▶ REQUIRED WORK
From the entries below, copy every line that holds the word "values".

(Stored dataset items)
· · · ·

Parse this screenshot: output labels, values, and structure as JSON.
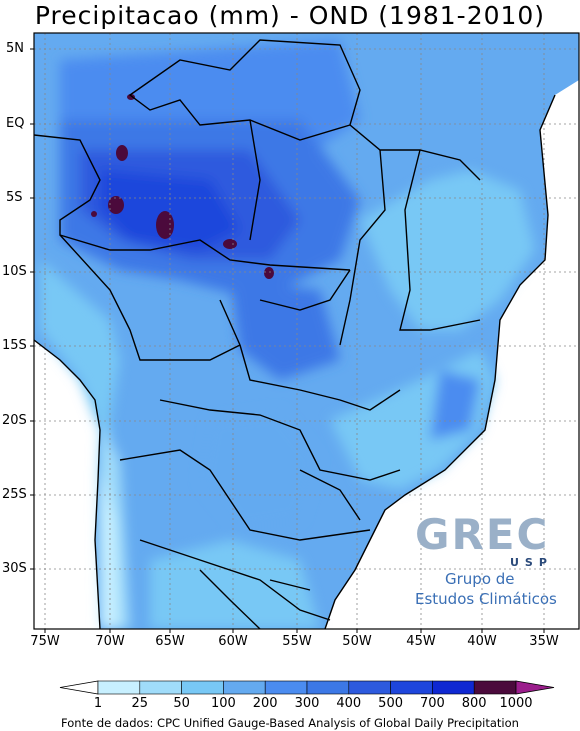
{
  "title": "Precipitacao (mm) - OND (1981-2010)",
  "y_ticks": [
    "5N",
    "EQ",
    "5S",
    "10S",
    "15S",
    "20S",
    "25S",
    "30S"
  ],
  "x_ticks": [
    "75W",
    "70W",
    "65W",
    "60W",
    "55W",
    "50W",
    "45W",
    "40W",
    "35W"
  ],
  "colorbar": {
    "labels": [
      "1",
      "25",
      "50",
      "100",
      "200",
      "300",
      "400",
      "500",
      "700",
      "800",
      "1000"
    ],
    "colors": [
      "#ffffff",
      "#c8f0ff",
      "#a0dcfa",
      "#78c8f5",
      "#64aaf0",
      "#4b8cf0",
      "#3c78e6",
      "#2d5ade",
      "#1e46dc",
      "#0f28d2",
      "#4b0a3c",
      "#9b1e8c"
    ]
  },
  "logo": {
    "big": "GREC",
    "usp": "USP",
    "line1": "Grupo de",
    "line2": "Estudos Climáticos"
  },
  "source": "Fonte de dados: CPC Unified Gauge-Based Analysis of Global Daily Precipitation"
}
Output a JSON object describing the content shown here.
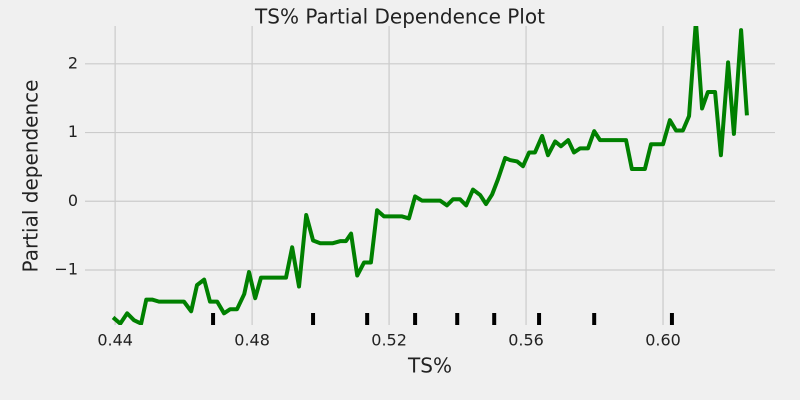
{
  "chart_data": {
    "type": "line",
    "title": "TS% Partial Dependence Plot",
    "x_label": "TS%",
    "y_label": "Partial dependence",
    "grid": true,
    "x": [
      0.4394,
      0.4415,
      0.4435,
      0.4455,
      0.4476,
      0.4491,
      0.4508,
      0.4528,
      0.4549,
      0.4601,
      0.4622,
      0.4639,
      0.466,
      0.4677,
      0.4698,
      0.4718,
      0.4736,
      0.4756,
      0.4777,
      0.4791,
      0.4809,
      0.4826,
      0.4899,
      0.4917,
      0.4937,
      0.4958,
      0.4978,
      0.4999,
      0.5036,
      0.5057,
      0.5074,
      0.5089,
      0.5107,
      0.5127,
      0.5147,
      0.5165,
      0.5185,
      0.5238,
      0.5258,
      0.5276,
      0.5296,
      0.5349,
      0.5369,
      0.5387,
      0.5407,
      0.5425,
      0.5445,
      0.5466,
      0.5483,
      0.5501,
      0.5518,
      0.5539,
      0.5553,
      0.5574,
      0.5591,
      0.5609,
      0.5626,
      0.5647,
      0.5664,
      0.5685,
      0.5702,
      0.5723,
      0.574,
      0.5758,
      0.5781,
      0.5799,
      0.5816,
      0.5892,
      0.5909,
      0.5947,
      0.5965,
      0.6,
      0.602,
      0.6038,
      0.6058,
      0.6076,
      0.6096,
      0.6114,
      0.6131,
      0.6152,
      0.6169,
      0.619,
      0.6207,
      0.6228,
      0.6245
    ],
    "series": [
      {
        "color": "#008000",
        "values": [
          -1.69,
          -1.78,
          -1.63,
          -1.73,
          -1.78,
          -1.43,
          -1.43,
          -1.46,
          -1.46,
          -1.46,
          -1.6,
          -1.22,
          -1.14,
          -1.46,
          -1.46,
          -1.63,
          -1.57,
          -1.57,
          -1.35,
          -1.03,
          -1.41,
          -1.11,
          -1.11,
          -0.67,
          -1.24,
          -0.2,
          -0.57,
          -0.61,
          -0.61,
          -0.58,
          -0.58,
          -0.47,
          -1.08,
          -0.89,
          -0.89,
          -0.13,
          -0.22,
          -0.22,
          -0.25,
          0.07,
          0.01,
          0.01,
          -0.06,
          0.03,
          0.03,
          -0.06,
          0.17,
          0.09,
          -0.04,
          0.1,
          0.32,
          0.63,
          0.6,
          0.58,
          0.51,
          0.71,
          0.71,
          0.95,
          0.67,
          0.87,
          0.8,
          0.89,
          0.71,
          0.77,
          0.77,
          1.02,
          0.89,
          0.89,
          0.47,
          0.47,
          0.83,
          0.83,
          1.18,
          1.03,
          1.03,
          1.24,
          2.62,
          1.35,
          1.59,
          1.59,
          0.67,
          2.02,
          0.98,
          2.49,
          1.25
        ]
      }
    ],
    "deciles": [
      0.4686,
      0.4978,
      0.5136,
      0.5276,
      0.5399,
      0.5507,
      0.5638,
      0.5799,
      0.6026
    ],
    "deciles_color": "#000000",
    "xlim": [
      0.4312,
      0.6327
    ],
    "ylim": [
      -1.8,
      2.55
    ],
    "xticks": [
      0.44,
      0.48,
      0.52,
      0.56,
      {
        "value": 0.6,
        "label": "0.60"
      }
    ],
    "yticks": [
      {
        "value": -1,
        "label": "−1"
      },
      0,
      1,
      2
    ]
  }
}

· · · ·

▶ REPLY
Parse this screenshot: output labels, values, and structure as JSON.
        "values": [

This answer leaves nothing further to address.